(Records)

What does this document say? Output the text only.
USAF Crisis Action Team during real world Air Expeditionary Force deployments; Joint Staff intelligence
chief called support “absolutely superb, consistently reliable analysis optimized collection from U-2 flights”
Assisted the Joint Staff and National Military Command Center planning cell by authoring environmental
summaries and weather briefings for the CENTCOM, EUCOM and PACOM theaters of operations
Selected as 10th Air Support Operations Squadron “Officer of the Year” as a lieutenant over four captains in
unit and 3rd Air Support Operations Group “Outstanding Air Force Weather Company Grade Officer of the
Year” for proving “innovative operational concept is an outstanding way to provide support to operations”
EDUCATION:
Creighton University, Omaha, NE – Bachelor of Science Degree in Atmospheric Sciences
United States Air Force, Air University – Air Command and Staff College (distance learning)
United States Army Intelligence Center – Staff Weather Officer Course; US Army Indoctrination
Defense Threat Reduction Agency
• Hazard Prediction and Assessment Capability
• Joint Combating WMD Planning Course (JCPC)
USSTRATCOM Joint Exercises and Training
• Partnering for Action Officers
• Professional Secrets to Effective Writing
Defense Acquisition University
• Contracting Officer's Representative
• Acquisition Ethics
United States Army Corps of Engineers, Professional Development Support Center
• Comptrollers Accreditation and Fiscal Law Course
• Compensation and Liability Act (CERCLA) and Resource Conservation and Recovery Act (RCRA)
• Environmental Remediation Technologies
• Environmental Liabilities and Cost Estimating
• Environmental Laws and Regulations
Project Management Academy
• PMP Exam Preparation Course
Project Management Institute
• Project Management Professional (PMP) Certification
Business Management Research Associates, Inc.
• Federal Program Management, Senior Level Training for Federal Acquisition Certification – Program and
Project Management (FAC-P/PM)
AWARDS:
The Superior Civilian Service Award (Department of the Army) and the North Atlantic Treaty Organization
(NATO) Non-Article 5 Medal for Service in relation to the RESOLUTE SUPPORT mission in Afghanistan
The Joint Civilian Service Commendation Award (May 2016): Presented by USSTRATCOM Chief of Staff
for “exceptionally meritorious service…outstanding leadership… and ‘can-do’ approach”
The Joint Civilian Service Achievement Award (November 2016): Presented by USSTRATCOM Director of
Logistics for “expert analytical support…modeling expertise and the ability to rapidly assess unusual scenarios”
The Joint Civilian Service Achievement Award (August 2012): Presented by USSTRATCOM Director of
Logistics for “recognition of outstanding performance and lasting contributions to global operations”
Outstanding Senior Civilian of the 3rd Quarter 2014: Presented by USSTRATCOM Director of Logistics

* Required work: Copy each line of the records containing the string "Year".

* Task result:
Selected as 10th Air Support Operations Squadron “Officer of the Year” as a lieutenant over four captains in
Year” for proving “innovative operational concept is an outstanding way to provide support to operations”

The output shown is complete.